Records that describe figures:
# # #

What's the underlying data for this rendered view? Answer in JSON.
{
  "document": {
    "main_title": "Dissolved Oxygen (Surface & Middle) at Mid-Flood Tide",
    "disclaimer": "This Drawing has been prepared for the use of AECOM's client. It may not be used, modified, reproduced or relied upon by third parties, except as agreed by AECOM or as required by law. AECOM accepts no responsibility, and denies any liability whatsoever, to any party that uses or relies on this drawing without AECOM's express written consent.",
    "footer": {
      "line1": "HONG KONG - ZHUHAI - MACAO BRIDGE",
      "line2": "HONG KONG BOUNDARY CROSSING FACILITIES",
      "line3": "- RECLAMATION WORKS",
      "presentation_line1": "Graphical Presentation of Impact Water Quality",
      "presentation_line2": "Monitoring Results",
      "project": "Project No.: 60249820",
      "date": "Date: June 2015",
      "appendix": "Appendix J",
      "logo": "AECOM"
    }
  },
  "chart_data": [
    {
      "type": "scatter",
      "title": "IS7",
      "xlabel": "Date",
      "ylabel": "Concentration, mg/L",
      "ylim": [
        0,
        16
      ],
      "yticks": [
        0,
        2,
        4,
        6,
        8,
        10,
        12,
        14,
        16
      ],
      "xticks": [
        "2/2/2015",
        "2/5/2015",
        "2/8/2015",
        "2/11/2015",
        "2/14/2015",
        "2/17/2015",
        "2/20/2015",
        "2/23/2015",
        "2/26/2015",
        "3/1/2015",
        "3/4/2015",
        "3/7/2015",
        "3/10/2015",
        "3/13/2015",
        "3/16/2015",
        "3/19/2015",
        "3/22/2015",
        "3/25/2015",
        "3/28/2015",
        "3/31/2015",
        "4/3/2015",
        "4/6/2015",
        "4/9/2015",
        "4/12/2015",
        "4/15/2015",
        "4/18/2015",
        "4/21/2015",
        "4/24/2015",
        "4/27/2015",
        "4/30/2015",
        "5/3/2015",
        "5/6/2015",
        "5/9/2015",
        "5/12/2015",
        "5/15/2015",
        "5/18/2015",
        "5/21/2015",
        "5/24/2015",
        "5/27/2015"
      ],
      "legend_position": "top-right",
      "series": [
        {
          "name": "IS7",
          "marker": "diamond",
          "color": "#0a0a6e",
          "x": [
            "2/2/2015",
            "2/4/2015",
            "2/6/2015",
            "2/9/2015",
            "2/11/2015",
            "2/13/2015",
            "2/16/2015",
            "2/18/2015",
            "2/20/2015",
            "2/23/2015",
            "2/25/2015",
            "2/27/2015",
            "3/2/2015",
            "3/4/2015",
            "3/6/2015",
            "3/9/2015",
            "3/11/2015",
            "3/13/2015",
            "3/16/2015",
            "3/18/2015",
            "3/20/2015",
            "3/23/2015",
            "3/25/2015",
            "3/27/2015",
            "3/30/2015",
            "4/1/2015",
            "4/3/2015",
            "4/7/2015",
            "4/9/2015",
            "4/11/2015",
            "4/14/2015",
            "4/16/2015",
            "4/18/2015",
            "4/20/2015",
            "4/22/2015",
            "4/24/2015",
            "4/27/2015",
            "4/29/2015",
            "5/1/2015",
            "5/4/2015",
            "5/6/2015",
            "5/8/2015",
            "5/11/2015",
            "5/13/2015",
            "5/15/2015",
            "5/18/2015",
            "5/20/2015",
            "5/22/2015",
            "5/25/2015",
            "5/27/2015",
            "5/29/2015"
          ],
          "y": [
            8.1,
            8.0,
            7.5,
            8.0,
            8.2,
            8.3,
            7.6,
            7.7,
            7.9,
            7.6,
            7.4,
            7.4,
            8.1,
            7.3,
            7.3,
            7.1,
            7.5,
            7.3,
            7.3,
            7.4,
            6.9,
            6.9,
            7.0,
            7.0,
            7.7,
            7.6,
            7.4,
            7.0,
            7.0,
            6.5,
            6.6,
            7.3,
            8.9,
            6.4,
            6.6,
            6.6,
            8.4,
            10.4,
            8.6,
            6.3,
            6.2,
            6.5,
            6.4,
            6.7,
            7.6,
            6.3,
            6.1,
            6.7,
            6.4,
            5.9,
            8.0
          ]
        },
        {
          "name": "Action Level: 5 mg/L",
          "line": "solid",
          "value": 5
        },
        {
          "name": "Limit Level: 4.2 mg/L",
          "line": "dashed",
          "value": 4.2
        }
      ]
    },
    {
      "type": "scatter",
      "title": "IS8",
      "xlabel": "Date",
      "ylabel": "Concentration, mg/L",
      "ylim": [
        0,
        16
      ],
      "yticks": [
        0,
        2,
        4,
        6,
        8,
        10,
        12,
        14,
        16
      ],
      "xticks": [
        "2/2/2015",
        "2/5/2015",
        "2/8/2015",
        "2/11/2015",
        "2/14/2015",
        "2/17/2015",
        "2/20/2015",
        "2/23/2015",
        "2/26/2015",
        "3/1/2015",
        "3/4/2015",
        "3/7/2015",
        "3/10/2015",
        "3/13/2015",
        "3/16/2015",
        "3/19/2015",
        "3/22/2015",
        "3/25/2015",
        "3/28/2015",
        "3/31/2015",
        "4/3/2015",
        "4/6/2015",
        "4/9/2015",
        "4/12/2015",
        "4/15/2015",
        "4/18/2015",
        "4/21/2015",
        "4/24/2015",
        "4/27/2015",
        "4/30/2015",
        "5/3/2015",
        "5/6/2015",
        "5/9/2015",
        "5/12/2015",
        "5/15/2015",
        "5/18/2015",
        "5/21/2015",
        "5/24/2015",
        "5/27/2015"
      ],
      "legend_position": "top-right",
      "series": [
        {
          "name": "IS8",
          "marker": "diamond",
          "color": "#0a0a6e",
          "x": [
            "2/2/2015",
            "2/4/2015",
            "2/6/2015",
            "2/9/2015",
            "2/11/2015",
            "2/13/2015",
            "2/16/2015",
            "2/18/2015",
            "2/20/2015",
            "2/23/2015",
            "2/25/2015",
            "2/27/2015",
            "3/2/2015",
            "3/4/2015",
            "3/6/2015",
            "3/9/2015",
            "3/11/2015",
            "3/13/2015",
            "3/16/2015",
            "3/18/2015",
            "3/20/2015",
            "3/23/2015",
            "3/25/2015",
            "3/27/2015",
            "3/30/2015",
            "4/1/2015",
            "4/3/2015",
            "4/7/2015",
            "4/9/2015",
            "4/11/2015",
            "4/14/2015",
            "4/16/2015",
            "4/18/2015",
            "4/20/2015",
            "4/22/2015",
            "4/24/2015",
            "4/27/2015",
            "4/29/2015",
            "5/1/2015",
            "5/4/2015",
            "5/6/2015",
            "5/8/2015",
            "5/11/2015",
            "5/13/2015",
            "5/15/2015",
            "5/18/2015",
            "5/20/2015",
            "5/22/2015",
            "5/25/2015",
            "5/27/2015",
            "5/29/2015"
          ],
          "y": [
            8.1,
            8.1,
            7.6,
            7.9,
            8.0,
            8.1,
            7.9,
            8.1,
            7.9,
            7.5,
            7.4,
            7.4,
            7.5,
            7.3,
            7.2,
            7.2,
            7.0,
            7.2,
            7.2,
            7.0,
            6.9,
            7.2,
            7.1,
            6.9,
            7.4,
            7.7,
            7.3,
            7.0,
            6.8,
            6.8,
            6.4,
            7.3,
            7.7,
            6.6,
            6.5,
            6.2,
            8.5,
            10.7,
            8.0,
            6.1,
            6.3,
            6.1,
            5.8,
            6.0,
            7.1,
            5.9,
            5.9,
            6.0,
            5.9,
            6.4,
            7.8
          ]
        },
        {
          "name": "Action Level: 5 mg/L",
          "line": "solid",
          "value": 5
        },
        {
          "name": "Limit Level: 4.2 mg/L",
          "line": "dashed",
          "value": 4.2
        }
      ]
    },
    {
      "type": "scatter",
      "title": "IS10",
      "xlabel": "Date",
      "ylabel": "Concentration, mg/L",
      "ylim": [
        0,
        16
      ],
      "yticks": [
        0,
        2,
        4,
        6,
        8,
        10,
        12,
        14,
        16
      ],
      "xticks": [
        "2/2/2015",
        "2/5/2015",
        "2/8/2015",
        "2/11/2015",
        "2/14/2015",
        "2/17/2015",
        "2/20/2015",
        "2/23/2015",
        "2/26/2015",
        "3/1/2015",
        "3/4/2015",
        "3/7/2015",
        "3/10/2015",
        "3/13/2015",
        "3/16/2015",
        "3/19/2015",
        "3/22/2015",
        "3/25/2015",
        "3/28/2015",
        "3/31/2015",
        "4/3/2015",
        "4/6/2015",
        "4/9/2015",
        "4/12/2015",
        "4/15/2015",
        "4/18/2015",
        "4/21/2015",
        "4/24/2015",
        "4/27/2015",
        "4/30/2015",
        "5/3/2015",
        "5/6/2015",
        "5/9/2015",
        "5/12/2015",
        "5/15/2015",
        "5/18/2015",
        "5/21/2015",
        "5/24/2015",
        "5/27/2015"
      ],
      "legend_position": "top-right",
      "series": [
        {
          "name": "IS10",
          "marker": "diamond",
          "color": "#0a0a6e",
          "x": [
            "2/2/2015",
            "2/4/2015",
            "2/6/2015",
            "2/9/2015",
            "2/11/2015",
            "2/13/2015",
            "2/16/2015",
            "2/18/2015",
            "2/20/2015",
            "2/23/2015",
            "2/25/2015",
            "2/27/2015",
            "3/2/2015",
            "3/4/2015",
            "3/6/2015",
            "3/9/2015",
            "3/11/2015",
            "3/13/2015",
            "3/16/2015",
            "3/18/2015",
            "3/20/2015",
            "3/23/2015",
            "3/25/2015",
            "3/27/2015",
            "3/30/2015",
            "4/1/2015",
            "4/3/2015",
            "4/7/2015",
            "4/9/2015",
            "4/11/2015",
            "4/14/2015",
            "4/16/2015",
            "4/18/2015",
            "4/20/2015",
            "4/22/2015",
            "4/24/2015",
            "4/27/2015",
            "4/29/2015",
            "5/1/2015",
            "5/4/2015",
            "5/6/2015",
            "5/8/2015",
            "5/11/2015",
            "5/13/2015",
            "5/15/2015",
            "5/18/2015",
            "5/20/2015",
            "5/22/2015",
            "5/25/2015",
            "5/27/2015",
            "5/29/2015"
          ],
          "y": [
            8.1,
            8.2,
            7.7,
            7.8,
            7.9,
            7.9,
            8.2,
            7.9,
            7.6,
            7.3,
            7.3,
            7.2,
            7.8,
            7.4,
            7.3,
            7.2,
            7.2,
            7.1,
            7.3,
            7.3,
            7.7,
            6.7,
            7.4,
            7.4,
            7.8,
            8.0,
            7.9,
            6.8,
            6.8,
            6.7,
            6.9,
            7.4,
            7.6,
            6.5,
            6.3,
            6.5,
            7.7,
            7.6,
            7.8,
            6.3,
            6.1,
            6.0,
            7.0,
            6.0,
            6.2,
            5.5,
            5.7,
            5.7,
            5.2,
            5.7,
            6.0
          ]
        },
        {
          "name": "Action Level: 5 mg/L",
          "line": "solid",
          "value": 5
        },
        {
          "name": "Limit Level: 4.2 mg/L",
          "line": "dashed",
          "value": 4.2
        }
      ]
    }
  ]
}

# # #

Pick out the lines above containing the word "KONG", then copy them.

      "line1": "HONG KONG - ZHUHAI - MACAO BRIDGE",
      "line2": "HONG KONG BOUNDARY CROSSING FACILITIES",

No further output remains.